*Exercise description:*
Give back the full listing verbatim, apart from its images.

>> START Provided records

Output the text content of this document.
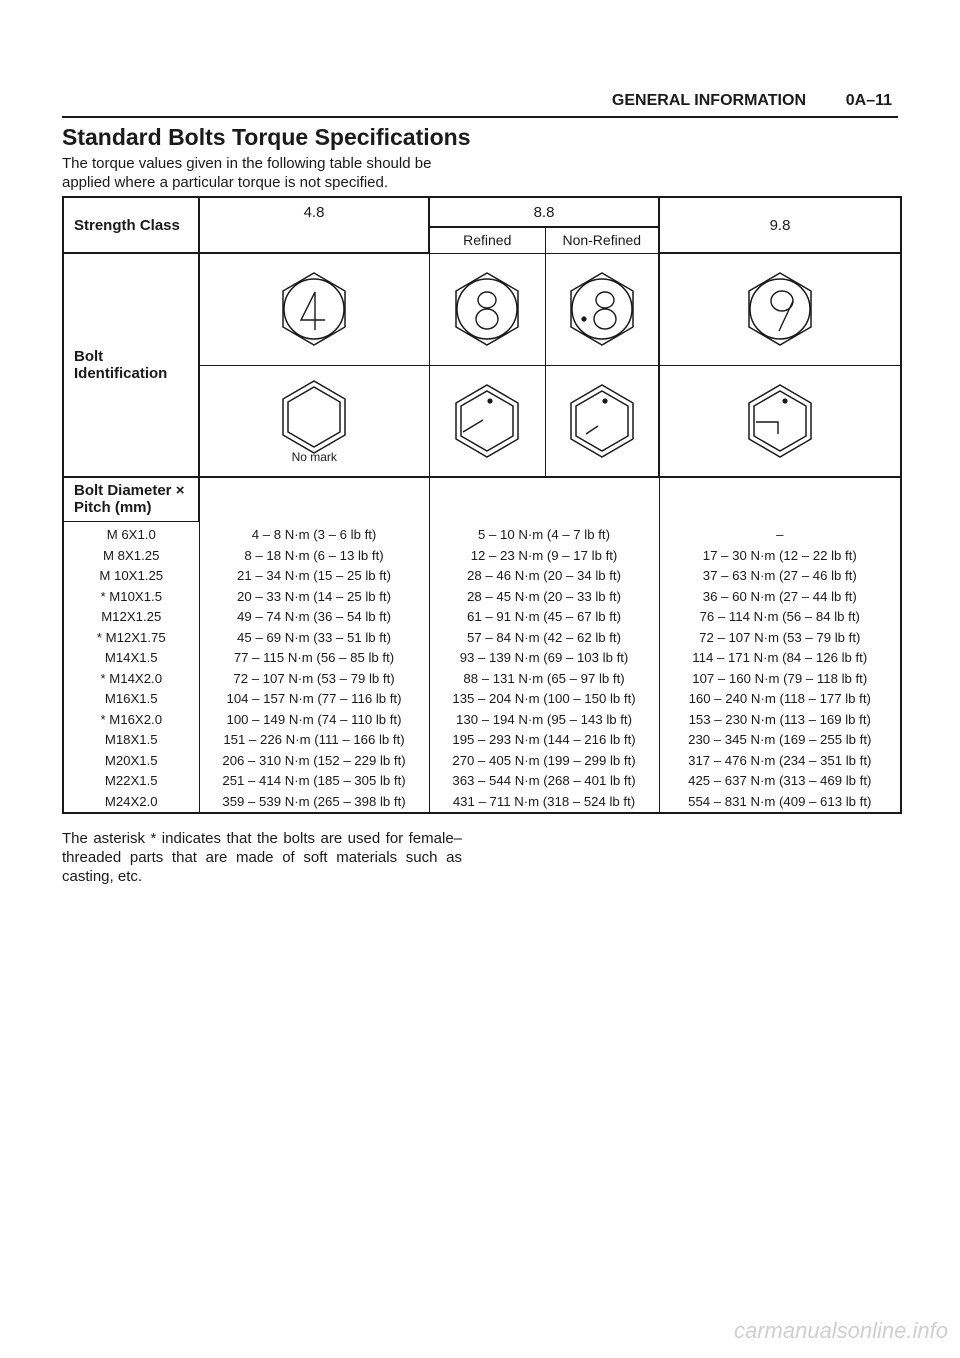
GENERAL INFORMATION 0A–11
Standard Bolts Torque Specifications

The torque values given in the following table should be applied where a particular torque is not specified.

Strength Class	4.8	8.8		9.8
		Refined	Non-Refined	
Bolt Identification	

	No mark

Bolt Diameter ×
Pitch (mm)			
M 6X1.0	4 – 8 N·m (3 – 6 lb ft)	5 – 10 N·m (4 – 7 lb ft)	–
M 8X1.25	8 – 18 N·m (6 – 13 lb ft)	12 – 23 N·m (9 – 17 lb ft)	17 – 30 N·m (12 – 22 lb ft)
M 10X1.25	21 – 34 N·m (15 – 25 lb ft)	28 – 46 N·m (20 – 34 lb ft)	37 – 63 N·m (27 – 46 lb ft)
* M10X1.5	20 – 33 N·m (14 – 25 lb ft)	28 – 45 N·m (20 – 33 lb ft)	36 – 60 N·m (27 – 44 lb ft)
M12X1.25	49 – 74 N·m (36 – 54 lb ft)	61 – 91 N·m (45 – 67 lb ft)	76 – 114 N·m (56 – 84 lb ft)
* M12X1.75	45 – 69 N·m (33 – 51 lb ft)	57 – 84 N·m (42 – 62 lb ft)	72 – 107 N·m (53 – 79 lb ft)
M14X1.5	77 – 115 N·m (56 – 85 lb ft)	93 – 139 N·m (69 – 103 lb ft)	114 – 171 N·m (84 – 126 lb ft)
* M14X2.0	72 – 107 N·m (53 – 79 lb ft)	88 – 131 N·m (65 – 97 lb ft)	107 – 160 N·m (79 – 118 lb ft)
M16X1.5	104 – 157 N·m (77 – 116 lb ft)	135 – 204 N·m (100 – 150 lb ft)	160 – 240 N·m (118 – 177 lb ft)
* M16X2.0	100 – 149 N·m (74 – 110 lb ft)	130 – 194 N·m (95 – 143 lb ft)	153 – 230 N·m (113 – 169 lb ft)
M18X1.5	151 – 226 N·m (111 – 166 lb ft)	195 – 293 N·m (144 – 216 lb ft)	230 – 345 N·m (169 – 255 lb ft)
M20X1.5	206 – 310 N·m (152 – 229 lb ft)	270 – 405 N·m (199 – 299 lb ft)	317 – 476 N·m (234 – 351 lb ft)
M22X1.5	251 – 414 N·m (185 – 305 lb ft)	363 – 544 N·m (268 – 401 lb ft)	425 – 637 N·m (313 – 469 lb ft)
M24X2.0	359 – 539 N·m (265 – 398 lb ft)	431 – 711 N·m (318 – 524 lb ft)	554 – 831 N·m (409 – 613 lb ft)

The asterisk * indicates that the bolts are used for female–threaded parts that are made of soft materials such as casting, etc.

carmanualsonline.info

>> END Provided records

*Exercise answer:*
Output the text content of this document.
GENERAL INFORMATION 0A–11
Standard Bolts Torque Specifications

The torque values given in the following table should be applied where a particular torque is not specified.

Strength Class	4.8	8.8		9.8
		Refined	Non-Refined	
Bolt Identification	

	No mark

Bolt Diameter ×
Pitch (mm)			
M 6X1.0	4 – 8 N·m (3 – 6 lb ft)	5 – 10 N·m (4 – 7 lb ft)	–
M 8X1.25	8 – 18 N·m (6 – 13 lb ft)	12 – 23 N·m (9 – 17 lb ft)	17 – 30 N·m (12 – 22 lb ft)
M 10X1.25	21 – 34 N·m (15 – 25 lb ft)	28 – 46 N·m (20 – 34 lb ft)	37 – 63 N·m (27 – 46 lb ft)
* M10X1.5	20 – 33 N·m (14 – 25 lb ft)	28 – 45 N·m (20 – 33 lb ft)	36 – 60 N·m (27 – 44 lb ft)
M12X1.25	49 – 74 N·m (36 – 54 lb ft)	61 – 91 N·m (45 – 67 lb ft)	76 – 114 N·m (56 – 84 lb ft)
* M12X1.75	45 – 69 N·m (33 – 51 lb ft)	57 – 84 N·m (42 – 62 lb ft)	72 – 107 N·m (53 – 79 lb ft)
M14X1.5	77 – 115 N·m (56 – 85 lb ft)	93 – 139 N·m (69 – 103 lb ft)	114 – 171 N·m (84 – 126 lb ft)
* M14X2.0	72 – 107 N·m (53 – 79 lb ft)	88 – 131 N·m (65 – 97 lb ft)	107 – 160 N·m (79 – 118 lb ft)
M16X1.5	104 – 157 N·m (77 – 116 lb ft)	135 – 204 N·m (100 – 150 lb ft)	160 – 240 N·m (118 – 177 lb ft)
* M16X2.0	100 – 149 N·m (74 – 110 lb ft)	130 – 194 N·m (95 – 143 lb ft)	153 – 230 N·m (113 – 169 lb ft)
M18X1.5	151 – 226 N·m (111 – 166 lb ft)	195 – 293 N·m (144 – 216 lb ft)	230 – 345 N·m (169 – 255 lb ft)
M20X1.5	206 – 310 N·m (152 – 229 lb ft)	270 – 405 N·m (199 – 299 lb ft)	317 – 476 N·m (234 – 351 lb ft)
M22X1.5	251 – 414 N·m (185 – 305 lb ft)	363 – 544 N·m (268 – 401 lb ft)	425 – 637 N·m (313 – 469 lb ft)
M24X2.0	359 – 539 N·m (265 – 398 lb ft)	431 – 711 N·m (318 – 524 lb ft)	554 – 831 N·m (409 – 613 lb ft)

The asterisk * indicates that the bolts are used for female–threaded parts that are made of soft materials such as casting, etc.

carmanualsonline.info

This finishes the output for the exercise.